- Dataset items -
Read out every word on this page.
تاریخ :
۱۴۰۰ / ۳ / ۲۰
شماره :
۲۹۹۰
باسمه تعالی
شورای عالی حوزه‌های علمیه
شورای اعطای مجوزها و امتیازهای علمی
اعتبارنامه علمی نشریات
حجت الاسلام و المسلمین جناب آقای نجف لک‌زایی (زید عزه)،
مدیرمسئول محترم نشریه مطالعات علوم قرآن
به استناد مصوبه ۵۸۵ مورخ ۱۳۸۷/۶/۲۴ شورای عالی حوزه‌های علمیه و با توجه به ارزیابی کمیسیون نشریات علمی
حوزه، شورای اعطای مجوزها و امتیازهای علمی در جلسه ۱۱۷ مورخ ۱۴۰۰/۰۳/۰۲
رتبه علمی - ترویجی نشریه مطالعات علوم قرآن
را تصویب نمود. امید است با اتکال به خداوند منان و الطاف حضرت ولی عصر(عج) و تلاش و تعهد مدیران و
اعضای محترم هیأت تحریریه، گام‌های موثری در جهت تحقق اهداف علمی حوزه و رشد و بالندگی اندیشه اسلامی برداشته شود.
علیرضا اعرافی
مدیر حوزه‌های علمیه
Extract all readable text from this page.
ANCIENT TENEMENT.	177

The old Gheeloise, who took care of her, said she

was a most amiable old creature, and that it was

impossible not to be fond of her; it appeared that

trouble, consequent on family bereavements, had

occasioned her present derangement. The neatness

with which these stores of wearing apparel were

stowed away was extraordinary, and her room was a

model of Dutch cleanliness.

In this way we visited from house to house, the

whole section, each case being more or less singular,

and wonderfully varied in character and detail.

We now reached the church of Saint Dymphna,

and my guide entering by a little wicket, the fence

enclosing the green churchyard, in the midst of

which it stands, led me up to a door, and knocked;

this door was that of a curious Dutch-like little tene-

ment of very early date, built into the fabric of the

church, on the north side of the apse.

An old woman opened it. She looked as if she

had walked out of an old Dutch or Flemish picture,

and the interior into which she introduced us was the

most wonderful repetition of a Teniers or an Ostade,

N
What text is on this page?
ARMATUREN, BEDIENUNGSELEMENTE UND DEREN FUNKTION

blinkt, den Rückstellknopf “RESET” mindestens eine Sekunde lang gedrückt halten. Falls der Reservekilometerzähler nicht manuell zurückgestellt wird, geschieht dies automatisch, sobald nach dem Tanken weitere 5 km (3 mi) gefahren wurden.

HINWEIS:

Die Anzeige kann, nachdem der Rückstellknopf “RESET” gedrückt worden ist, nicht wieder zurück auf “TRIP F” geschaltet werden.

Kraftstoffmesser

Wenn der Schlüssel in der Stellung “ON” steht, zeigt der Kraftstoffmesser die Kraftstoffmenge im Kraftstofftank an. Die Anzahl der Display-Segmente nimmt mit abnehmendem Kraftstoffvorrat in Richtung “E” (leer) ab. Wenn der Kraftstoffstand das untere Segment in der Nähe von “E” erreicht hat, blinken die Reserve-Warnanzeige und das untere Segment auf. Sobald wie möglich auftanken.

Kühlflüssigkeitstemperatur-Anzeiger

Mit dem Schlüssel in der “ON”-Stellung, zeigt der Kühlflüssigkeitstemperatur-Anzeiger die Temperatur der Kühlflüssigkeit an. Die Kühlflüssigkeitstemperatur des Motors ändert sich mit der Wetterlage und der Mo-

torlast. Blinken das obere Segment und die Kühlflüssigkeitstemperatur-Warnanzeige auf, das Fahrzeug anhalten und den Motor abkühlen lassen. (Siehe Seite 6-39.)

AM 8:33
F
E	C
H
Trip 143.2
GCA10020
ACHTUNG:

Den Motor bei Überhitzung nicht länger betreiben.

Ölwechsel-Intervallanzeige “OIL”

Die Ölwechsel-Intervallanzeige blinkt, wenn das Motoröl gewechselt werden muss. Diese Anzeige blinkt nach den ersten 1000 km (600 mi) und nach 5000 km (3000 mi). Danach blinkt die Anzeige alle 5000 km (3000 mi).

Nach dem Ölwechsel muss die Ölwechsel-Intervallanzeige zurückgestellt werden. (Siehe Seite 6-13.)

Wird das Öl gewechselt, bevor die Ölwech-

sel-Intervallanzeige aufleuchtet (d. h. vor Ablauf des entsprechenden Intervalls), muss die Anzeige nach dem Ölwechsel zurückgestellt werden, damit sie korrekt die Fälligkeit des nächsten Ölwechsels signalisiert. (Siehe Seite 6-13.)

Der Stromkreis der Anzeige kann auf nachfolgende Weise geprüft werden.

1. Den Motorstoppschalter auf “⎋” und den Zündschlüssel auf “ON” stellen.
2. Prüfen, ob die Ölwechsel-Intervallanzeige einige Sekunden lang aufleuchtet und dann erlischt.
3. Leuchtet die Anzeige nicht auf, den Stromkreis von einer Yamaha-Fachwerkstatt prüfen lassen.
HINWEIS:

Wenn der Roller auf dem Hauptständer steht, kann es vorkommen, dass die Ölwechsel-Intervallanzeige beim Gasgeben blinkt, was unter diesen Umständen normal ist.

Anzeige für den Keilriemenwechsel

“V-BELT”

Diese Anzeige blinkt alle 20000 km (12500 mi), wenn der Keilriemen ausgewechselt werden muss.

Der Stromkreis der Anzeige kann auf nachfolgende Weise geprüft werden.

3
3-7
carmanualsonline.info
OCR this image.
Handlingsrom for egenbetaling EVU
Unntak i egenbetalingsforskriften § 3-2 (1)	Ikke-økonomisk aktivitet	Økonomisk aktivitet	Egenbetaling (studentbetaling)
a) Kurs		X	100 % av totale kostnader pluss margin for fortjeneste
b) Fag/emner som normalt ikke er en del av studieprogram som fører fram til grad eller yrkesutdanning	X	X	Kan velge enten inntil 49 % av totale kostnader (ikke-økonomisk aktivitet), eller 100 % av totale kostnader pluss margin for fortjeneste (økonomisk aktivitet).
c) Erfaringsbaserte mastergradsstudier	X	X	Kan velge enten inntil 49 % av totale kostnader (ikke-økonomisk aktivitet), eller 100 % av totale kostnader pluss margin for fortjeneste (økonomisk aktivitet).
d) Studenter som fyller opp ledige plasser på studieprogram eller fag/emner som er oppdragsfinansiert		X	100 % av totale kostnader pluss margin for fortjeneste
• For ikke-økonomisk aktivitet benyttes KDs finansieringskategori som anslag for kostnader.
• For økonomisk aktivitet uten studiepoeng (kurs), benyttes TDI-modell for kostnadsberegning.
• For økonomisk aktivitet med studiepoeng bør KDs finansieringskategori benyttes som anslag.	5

- What is expected -
Copy each line that contains the word "علوم".

- Task output -
مدیرمسئول محترم نشریه مطالعات علوم قرآن
رتبه علمی - ترویجی نشریه مطالعات علوم قرآن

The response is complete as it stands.